Requirement: Identify every line in the records below that contains the word "title", and reproduce each one.
** start of Provided information **
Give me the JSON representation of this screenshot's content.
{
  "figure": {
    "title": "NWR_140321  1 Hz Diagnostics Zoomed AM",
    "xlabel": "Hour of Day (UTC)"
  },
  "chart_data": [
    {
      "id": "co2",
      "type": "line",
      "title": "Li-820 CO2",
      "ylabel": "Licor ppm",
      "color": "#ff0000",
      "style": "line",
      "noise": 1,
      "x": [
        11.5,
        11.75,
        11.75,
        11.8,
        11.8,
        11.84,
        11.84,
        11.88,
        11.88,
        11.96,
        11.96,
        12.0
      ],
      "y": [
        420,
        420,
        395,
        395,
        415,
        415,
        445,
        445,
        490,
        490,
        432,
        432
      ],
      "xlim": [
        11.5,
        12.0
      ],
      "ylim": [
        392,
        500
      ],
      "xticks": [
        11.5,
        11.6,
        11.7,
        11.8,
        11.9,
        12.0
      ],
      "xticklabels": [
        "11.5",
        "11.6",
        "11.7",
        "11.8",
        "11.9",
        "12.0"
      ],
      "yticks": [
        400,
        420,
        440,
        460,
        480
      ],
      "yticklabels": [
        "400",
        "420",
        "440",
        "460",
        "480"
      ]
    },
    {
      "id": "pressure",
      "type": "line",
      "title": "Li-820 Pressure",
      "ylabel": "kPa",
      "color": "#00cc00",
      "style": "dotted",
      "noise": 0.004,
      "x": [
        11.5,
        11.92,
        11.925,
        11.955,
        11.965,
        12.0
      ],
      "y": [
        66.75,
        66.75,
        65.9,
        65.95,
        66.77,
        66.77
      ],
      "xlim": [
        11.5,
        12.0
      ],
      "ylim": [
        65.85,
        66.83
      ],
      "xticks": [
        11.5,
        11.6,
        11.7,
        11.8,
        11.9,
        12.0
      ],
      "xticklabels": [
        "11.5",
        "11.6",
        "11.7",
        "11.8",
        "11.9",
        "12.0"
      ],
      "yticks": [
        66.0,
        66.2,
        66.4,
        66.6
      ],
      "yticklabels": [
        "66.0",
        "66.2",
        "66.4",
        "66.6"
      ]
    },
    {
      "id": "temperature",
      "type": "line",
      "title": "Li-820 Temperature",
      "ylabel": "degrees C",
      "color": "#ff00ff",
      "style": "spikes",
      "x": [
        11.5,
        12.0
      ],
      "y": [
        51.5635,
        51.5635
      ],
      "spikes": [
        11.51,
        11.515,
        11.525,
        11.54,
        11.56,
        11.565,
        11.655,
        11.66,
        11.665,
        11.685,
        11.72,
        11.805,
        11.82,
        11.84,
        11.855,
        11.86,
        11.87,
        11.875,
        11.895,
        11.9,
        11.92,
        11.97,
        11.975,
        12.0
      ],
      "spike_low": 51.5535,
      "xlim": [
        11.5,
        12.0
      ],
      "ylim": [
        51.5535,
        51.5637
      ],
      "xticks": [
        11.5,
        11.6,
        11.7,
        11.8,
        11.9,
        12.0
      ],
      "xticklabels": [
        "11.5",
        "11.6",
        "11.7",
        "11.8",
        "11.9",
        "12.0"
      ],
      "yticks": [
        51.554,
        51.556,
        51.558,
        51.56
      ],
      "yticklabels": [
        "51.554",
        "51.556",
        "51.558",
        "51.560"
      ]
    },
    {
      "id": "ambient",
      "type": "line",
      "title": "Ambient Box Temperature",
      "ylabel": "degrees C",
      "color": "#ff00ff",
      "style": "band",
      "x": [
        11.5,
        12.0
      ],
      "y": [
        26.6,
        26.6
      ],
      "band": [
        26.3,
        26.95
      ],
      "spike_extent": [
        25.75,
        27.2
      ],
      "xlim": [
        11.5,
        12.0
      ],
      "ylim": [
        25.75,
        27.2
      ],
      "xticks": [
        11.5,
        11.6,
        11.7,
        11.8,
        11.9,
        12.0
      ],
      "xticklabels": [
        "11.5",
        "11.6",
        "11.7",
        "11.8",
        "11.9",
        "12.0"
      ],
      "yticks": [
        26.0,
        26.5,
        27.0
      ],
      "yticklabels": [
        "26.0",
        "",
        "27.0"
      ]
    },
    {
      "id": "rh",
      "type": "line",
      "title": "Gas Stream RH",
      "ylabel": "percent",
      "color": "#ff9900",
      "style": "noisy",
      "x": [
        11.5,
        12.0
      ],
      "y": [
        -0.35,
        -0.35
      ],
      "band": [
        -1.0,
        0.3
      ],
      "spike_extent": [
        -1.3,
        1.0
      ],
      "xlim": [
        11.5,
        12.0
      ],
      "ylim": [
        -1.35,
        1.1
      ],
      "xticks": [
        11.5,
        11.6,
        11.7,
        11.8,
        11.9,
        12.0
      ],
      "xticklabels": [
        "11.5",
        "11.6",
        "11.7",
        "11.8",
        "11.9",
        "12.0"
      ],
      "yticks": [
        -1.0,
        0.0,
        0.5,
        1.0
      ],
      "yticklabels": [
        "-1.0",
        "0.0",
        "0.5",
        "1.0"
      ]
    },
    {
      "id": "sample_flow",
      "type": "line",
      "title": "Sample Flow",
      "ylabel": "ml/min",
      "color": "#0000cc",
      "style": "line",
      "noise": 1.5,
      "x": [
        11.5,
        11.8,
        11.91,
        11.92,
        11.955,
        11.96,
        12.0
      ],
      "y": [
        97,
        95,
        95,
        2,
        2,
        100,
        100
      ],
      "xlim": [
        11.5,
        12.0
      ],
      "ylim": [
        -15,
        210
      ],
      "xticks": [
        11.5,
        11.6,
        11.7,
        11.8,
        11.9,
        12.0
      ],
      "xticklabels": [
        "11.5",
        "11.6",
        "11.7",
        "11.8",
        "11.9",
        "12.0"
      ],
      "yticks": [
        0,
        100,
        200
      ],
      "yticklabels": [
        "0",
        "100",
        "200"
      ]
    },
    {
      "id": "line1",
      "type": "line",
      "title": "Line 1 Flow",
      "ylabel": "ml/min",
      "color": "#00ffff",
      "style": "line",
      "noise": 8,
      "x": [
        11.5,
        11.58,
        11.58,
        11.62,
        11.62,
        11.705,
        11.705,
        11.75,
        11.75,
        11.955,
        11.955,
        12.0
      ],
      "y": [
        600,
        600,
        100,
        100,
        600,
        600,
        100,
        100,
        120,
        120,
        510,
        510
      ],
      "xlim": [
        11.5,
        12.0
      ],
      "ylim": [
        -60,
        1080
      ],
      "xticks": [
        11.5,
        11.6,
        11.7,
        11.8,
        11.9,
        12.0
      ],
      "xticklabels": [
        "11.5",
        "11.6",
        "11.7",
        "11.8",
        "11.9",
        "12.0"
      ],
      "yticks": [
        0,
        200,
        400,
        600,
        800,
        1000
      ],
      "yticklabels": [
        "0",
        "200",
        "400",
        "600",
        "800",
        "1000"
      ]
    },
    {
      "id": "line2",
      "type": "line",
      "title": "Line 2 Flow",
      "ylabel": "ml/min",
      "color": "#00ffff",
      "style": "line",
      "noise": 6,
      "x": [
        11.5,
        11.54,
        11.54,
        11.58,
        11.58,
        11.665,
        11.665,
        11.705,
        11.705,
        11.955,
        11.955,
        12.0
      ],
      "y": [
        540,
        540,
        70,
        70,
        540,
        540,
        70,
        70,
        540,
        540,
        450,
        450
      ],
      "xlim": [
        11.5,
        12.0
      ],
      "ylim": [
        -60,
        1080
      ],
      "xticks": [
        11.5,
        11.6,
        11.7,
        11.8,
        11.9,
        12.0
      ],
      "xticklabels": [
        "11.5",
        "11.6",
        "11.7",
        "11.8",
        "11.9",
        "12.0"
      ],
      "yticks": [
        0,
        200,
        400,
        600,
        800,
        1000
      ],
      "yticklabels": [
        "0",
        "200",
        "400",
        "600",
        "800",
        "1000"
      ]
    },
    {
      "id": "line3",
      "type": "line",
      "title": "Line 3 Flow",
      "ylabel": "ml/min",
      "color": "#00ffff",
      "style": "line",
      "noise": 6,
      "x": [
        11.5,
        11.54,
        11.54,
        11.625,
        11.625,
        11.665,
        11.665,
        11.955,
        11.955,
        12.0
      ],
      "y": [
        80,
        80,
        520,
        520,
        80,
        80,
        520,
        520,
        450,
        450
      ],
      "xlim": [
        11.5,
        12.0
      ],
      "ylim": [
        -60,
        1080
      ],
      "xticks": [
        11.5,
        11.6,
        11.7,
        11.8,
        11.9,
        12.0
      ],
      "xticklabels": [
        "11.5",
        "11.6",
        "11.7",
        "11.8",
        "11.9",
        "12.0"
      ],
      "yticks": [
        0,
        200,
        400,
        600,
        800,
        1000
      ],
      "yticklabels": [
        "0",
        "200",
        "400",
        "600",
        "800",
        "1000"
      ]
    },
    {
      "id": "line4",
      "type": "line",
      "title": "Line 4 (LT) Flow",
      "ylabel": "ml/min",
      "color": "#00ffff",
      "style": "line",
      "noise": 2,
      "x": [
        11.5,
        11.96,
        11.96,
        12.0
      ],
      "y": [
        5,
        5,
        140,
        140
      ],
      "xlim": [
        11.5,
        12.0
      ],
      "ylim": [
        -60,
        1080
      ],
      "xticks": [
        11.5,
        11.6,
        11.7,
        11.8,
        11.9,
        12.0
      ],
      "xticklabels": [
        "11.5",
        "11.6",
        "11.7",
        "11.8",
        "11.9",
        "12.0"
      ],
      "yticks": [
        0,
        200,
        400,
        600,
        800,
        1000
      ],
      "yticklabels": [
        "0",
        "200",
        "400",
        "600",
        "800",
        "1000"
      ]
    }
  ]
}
** end of Provided information **
Response:
    "title": "NWR_140321  1 Hz Diagnostics Zoomed AM",
      "title": "Li-820 CO2",
      "title": "Li-820 Pressure",
      "title": "Li-820 Temperature",
      "title": "Ambient Box Temperature",
      "title": "Gas Stream RH",
      "title": "Sample Flow",
      "title": "Line 1 Flow",
      "title": "Line 2 Flow",
      "title": "Line 3 Flow",
      "title": "Line 4 (LT) Flow",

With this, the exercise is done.